__DATA LINES__.
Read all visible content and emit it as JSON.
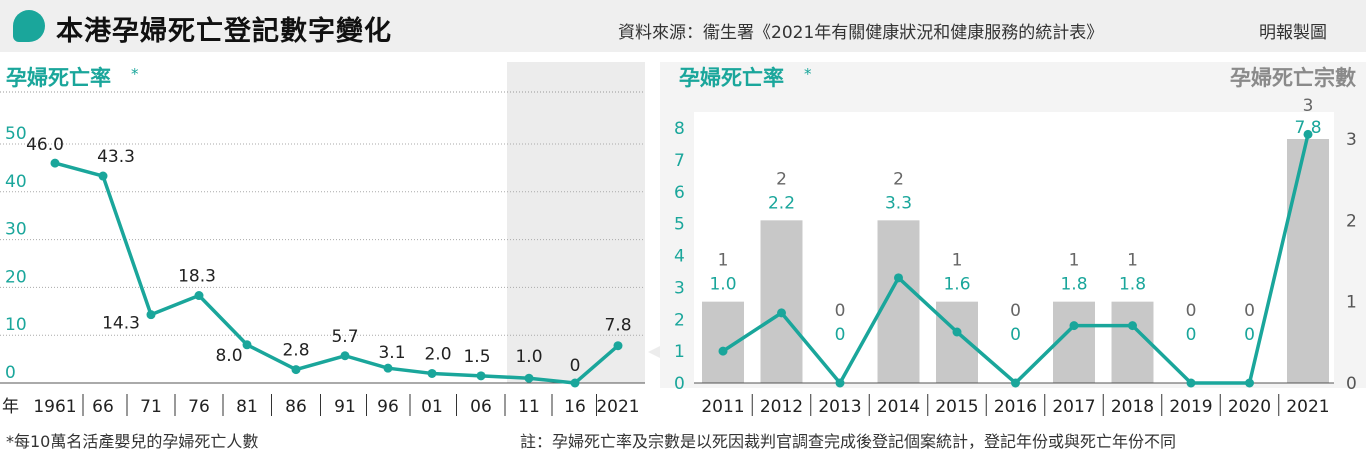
{
  "header": {
    "title": "本港孕婦死亡登記數字變化",
    "source": "資料來源：衞生署《2021年有關健康狀況和健康服務的統計表》",
    "credit": "明報製圖"
  },
  "footnote": "*每10萬名活產嬰兒的孕婦死亡人數",
  "note": "註：孕婦死亡率及宗數是以死因裁判官調查完成後登記個案統計，登記年份或與死亡年份不同",
  "colors": {
    "teal": "#1aa69b",
    "bar": "#c8c8c8",
    "band": "#ececec",
    "header": "#efefef"
  },
  "chart_data": [
    {
      "type": "line",
      "title": "孕婦死亡率",
      "title_mark": "*",
      "xlabel": "年",
      "categories": [
        "1961",
        "66",
        "71",
        "76",
        "81",
        "86",
        "91",
        "96",
        "01",
        "06",
        "11",
        "16",
        "2021"
      ],
      "series": [
        {
          "values": [
            46.0,
            43.3,
            14.3,
            18.3,
            8.0,
            2.8,
            5.7,
            3.1,
            2.0,
            1.5,
            1.0,
            0,
            7.8
          ],
          "labels": [
            "46.0",
            "43.3",
            "14.3",
            "18.3",
            "8.0",
            "2.8",
            "5.7",
            "3.1",
            "2.0",
            "1.5",
            "1.0",
            "0",
            "7.8"
          ]
        }
      ],
      "yticks": [
        0,
        10,
        20,
        30,
        40,
        50
      ],
      "ylim": [
        0,
        50
      ],
      "grid": true,
      "shaded_from": "11"
    },
    {
      "type": "bar",
      "title_left": "孕婦死亡率",
      "title_left_mark": "*",
      "title_right": "孕婦死亡宗數",
      "categories": [
        "2011",
        "2012",
        "2013",
        "2014",
        "2015",
        "2016",
        "2017",
        "2018",
        "2019",
        "2020",
        "2021"
      ],
      "series": [
        {
          "name": "孕婦死亡宗數",
          "type": "bar",
          "axis": "right",
          "values": [
            1,
            2,
            0,
            2,
            1,
            0,
            1,
            1,
            0,
            0,
            3
          ]
        },
        {
          "name": "孕婦死亡率",
          "type": "line",
          "axis": "left",
          "values": [
            1.0,
            2.2,
            0,
            3.3,
            1.6,
            0,
            1.8,
            1.8,
            0,
            0,
            7.8
          ],
          "labels": [
            "1.0",
            "2.2",
            "",
            "3.3",
            "1.6",
            "",
            "1.8",
            "1.8",
            "",
            "",
            "7.8"
          ]
        }
      ],
      "count_labels": [
        "1",
        "2",
        "0",
        "2",
        "1",
        "0",
        "1",
        "1",
        "0",
        "0",
        "3"
      ],
      "zero_rate_labels": [
        "",
        "",
        "0",
        "",
        "",
        "0",
        "",
        "",
        "0",
        "0",
        ""
      ],
      "yticks_left": [
        0,
        1,
        2,
        3,
        4,
        5,
        6,
        7,
        8
      ],
      "ylim_left": [
        0,
        8
      ],
      "yticks_right": [
        0,
        1,
        2,
        3
      ],
      "ylim_right": [
        0,
        3
      ]
    }
  ]
}
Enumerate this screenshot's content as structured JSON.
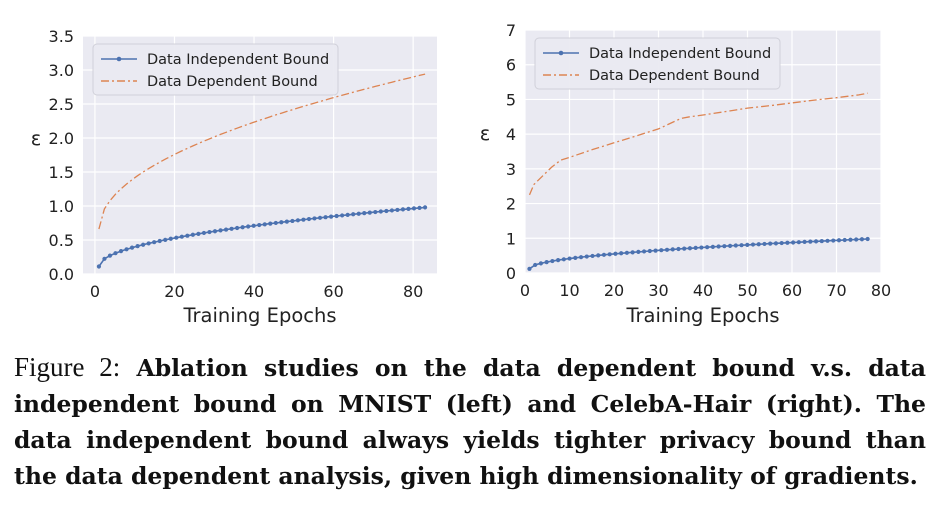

__TASK DIRECTIONS__. All records should be output exactly, with the pictures left out.

__RESULT FOR THIS TASK__.
Read all visible content and emit it as JSON.
{
  "header": {
    "title": "本港孕婦死亡登記數字變化",
    "source": "資料來源：衞生署《2021年有關健康狀況和健康服務的統計表》",
    "credit": "明報製圖"
  },
  "footnote": "*每10萬名活產嬰兒的孕婦死亡人數",
  "note": "註：孕婦死亡率及宗數是以死因裁判官調查完成後登記個案統計，登記年份或與死亡年份不同",
  "colors": {
    "teal": "#1aa69b",
    "bar": "#c8c8c8",
    "band": "#ececec",
    "header": "#efefef"
  },
  "chart_data": [
    {
      "type": "line",
      "title": "孕婦死亡率",
      "title_mark": "*",
      "xlabel": "年",
      "categories": [
        "1961",
        "66",
        "71",
        "76",
        "81",
        "86",
        "91",
        "96",
        "01",
        "06",
        "11",
        "16",
        "2021"
      ],
      "series": [
        {
          "values": [
            46.0,
            43.3,
            14.3,
            18.3,
            8.0,
            2.8,
            5.7,
            3.1,
            2.0,
            1.5,
            1.0,
            0,
            7.8
          ],
          "labels": [
            "46.0",
            "43.3",
            "14.3",
            "18.3",
            "8.0",
            "2.8",
            "5.7",
            "3.1",
            "2.0",
            "1.5",
            "1.0",
            "0",
            "7.8"
          ]
        }
      ],
      "yticks": [
        0,
        10,
        20,
        30,
        40,
        50
      ],
      "ylim": [
        0,
        50
      ],
      "grid": true,
      "shaded_from": "11"
    },
    {
      "type": "bar",
      "title_left": "孕婦死亡率",
      "title_left_mark": "*",
      "title_right": "孕婦死亡宗數",
      "categories": [
        "2011",
        "2012",
        "2013",
        "2014",
        "2015",
        "2016",
        "2017",
        "2018",
        "2019",
        "2020",
        "2021"
      ],
      "series": [
        {
          "name": "孕婦死亡宗數",
          "type": "bar",
          "axis": "right",
          "values": [
            1,
            2,
            0,
            2,
            1,
            0,
            1,
            1,
            0,
            0,
            3
          ]
        },
        {
          "name": "孕婦死亡率",
          "type": "line",
          "axis": "left",
          "values": [
            1.0,
            2.2,
            0,
            3.3,
            1.6,
            0,
            1.8,
            1.8,
            0,
            0,
            7.8
          ],
          "labels": [
            "1.0",
            "2.2",
            "",
            "3.3",
            "1.6",
            "",
            "1.8",
            "1.8",
            "",
            "",
            "7.8"
          ]
        }
      ],
      "count_labels": [
        "1",
        "2",
        "0",
        "2",
        "1",
        "0",
        "1",
        "1",
        "0",
        "0",
        "3"
      ],
      "zero_rate_labels": [
        "",
        "",
        "0",
        "",
        "",
        "0",
        "",
        "",
        "0",
        "0",
        ""
      ],
      "yticks_left": [
        0,
        1,
        2,
        3,
        4,
        5,
        6,
        7,
        8
      ],
      "ylim_left": [
        0,
        8
      ],
      "yticks_right": [
        0,
        1,
        2,
        3
      ],
      "ylim_right": [
        0,
        3
      ]
    }
  ]
}
Enumerate this screenshot's content as structured JSON.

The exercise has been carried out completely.